INFORMATION PROVIDED:
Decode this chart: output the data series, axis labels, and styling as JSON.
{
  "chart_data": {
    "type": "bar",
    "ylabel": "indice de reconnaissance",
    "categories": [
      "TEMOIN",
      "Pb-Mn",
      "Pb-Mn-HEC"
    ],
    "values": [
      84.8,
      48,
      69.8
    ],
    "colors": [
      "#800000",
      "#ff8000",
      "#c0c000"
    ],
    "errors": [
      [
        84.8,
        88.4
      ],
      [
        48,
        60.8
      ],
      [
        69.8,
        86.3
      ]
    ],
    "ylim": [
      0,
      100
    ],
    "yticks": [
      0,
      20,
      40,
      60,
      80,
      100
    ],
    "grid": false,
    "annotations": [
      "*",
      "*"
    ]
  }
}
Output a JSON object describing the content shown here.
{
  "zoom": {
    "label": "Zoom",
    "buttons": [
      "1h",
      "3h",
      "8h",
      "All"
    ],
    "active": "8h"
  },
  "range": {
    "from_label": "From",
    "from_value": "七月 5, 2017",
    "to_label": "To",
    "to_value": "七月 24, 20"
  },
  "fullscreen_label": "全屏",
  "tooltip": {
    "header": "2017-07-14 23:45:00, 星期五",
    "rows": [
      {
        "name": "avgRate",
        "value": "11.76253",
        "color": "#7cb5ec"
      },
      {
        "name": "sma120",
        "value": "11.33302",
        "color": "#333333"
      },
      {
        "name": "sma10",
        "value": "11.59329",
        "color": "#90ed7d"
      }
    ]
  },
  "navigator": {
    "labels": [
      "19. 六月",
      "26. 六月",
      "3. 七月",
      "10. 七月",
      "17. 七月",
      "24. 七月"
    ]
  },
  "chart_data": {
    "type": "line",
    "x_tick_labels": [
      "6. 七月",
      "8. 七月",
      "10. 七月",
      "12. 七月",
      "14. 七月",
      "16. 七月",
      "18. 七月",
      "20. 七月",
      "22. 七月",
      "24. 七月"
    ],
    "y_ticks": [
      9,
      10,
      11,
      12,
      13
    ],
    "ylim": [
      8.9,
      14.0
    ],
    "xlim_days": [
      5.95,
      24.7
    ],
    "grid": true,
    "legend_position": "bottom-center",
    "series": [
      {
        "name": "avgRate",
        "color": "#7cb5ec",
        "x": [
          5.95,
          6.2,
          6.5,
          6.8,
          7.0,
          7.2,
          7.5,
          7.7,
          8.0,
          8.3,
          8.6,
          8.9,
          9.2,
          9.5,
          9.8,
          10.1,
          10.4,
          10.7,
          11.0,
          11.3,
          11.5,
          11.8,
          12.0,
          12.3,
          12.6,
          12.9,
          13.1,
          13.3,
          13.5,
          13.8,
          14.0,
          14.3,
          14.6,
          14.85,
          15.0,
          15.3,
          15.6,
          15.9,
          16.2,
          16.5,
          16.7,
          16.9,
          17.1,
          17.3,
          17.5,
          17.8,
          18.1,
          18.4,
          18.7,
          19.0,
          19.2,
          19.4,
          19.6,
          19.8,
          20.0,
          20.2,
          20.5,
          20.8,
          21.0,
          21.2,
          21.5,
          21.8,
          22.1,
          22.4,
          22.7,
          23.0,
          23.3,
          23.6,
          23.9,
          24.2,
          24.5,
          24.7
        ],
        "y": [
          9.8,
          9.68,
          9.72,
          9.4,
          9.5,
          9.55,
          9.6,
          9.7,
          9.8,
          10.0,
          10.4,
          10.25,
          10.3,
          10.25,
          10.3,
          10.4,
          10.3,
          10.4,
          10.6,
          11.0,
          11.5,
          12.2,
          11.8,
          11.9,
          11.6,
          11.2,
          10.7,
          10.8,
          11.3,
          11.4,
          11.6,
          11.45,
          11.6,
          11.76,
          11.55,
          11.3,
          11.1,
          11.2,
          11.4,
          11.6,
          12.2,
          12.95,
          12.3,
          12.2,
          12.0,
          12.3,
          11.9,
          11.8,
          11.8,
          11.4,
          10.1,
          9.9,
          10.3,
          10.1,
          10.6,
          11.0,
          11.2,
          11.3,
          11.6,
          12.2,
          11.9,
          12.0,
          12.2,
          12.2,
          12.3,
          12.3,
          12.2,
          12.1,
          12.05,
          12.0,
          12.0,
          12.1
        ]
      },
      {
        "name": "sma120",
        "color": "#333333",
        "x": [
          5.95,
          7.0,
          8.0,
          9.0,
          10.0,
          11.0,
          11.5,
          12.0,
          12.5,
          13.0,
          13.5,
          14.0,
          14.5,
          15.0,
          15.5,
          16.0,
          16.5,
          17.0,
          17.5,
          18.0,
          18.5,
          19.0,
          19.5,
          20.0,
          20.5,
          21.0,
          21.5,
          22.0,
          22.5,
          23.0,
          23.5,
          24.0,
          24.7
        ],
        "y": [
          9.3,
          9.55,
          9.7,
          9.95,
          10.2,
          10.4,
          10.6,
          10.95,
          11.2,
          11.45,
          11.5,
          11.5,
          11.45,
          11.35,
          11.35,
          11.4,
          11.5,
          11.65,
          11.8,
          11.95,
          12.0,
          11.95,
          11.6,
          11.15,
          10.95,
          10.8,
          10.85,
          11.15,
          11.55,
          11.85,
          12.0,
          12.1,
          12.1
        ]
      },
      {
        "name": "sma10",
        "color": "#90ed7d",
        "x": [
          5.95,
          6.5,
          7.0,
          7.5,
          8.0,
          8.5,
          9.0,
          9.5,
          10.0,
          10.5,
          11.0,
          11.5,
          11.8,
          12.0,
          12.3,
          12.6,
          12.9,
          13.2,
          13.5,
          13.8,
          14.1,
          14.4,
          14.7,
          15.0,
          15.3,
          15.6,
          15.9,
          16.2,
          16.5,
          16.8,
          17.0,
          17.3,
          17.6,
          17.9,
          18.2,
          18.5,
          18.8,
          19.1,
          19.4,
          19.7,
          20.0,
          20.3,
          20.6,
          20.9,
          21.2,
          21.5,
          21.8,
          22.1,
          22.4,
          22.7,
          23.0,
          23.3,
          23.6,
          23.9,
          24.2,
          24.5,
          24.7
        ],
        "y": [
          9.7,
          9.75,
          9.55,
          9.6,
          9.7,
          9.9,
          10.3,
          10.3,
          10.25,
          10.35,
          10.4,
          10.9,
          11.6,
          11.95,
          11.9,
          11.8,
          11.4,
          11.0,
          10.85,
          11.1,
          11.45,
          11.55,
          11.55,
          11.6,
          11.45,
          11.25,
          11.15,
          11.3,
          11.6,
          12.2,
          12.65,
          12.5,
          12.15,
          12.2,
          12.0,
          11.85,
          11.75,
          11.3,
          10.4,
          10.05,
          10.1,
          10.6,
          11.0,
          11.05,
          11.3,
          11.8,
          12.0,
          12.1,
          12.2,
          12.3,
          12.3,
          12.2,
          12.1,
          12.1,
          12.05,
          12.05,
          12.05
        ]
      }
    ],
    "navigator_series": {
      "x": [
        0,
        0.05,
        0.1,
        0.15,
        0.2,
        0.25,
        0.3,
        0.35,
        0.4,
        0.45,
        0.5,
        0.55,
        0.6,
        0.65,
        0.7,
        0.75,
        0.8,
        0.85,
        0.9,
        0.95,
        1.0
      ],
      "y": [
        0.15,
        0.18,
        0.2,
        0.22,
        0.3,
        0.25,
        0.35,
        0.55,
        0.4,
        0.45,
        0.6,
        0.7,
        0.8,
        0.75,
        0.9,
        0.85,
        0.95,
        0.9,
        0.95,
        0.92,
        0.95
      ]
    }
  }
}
---
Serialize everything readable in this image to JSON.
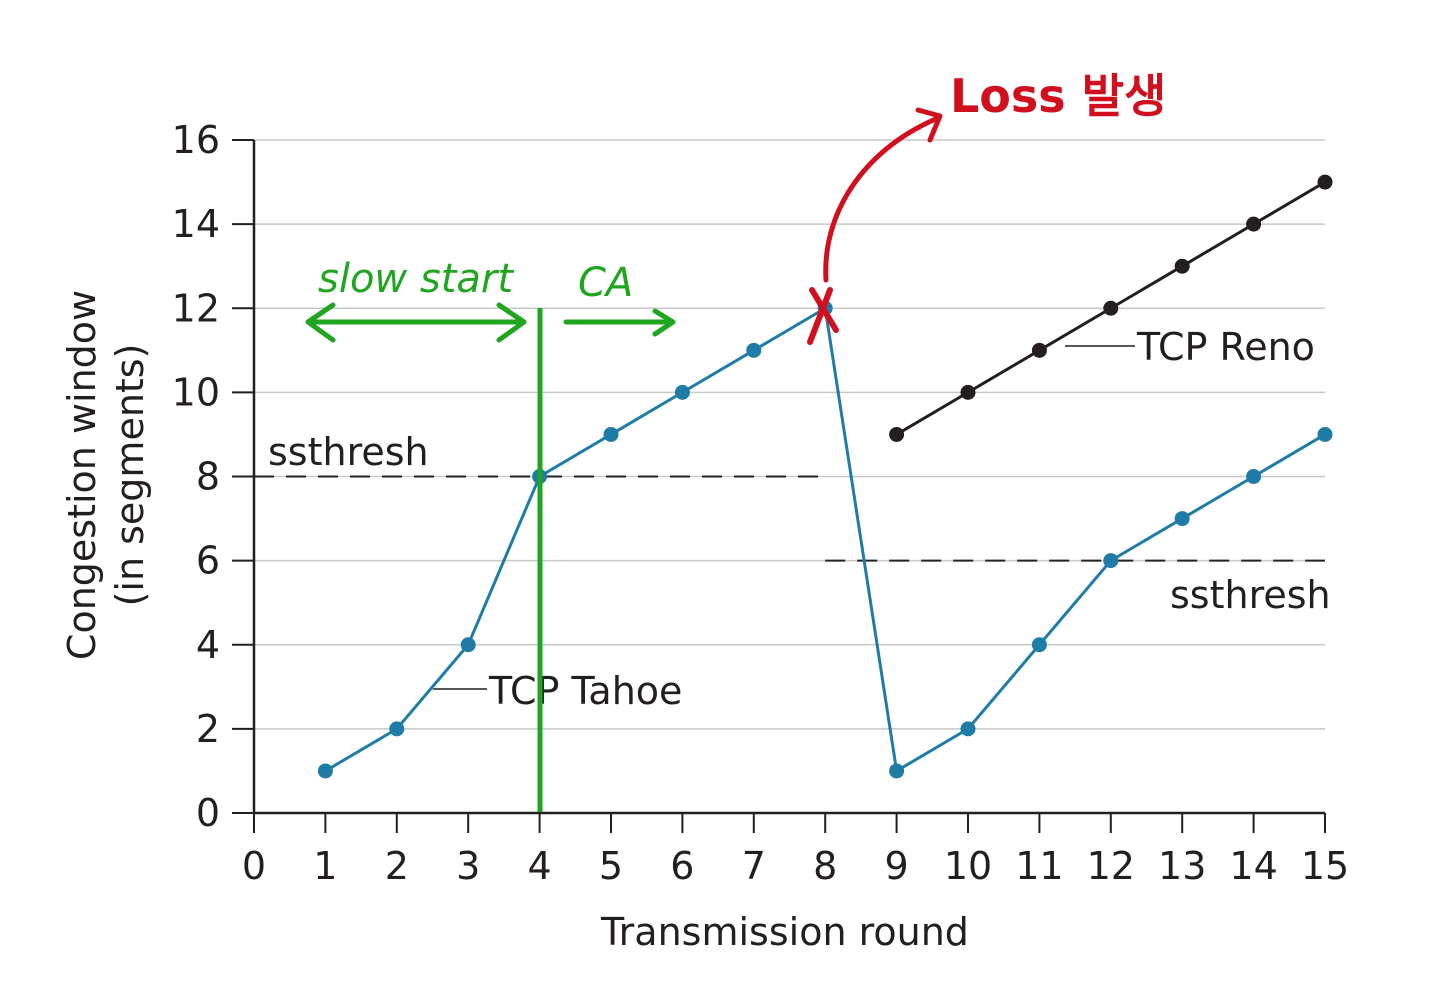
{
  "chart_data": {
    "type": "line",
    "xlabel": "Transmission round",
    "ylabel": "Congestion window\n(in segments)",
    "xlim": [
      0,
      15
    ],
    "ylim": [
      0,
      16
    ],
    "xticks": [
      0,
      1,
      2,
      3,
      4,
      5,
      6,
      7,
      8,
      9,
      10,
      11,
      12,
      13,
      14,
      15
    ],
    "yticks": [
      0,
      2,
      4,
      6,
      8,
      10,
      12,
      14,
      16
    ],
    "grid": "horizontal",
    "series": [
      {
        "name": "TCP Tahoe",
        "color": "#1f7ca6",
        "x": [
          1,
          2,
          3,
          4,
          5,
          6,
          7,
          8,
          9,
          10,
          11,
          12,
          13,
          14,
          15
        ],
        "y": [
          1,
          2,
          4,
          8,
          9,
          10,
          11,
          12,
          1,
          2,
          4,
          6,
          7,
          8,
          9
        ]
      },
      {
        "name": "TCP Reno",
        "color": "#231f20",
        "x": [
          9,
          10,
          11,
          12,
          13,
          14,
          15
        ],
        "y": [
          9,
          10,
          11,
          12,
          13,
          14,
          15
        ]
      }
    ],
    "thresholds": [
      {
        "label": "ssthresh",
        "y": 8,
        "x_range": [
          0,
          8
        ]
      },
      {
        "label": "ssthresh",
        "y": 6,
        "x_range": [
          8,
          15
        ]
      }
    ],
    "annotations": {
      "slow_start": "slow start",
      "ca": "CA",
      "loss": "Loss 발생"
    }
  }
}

REQUIRED WORK: Copy, from the material, each line that holds the string "this".

RESPONSE:
Decode this chart: output the data series, axis labels, and styling as JSON.
Serialize everything readable in this image to JSON.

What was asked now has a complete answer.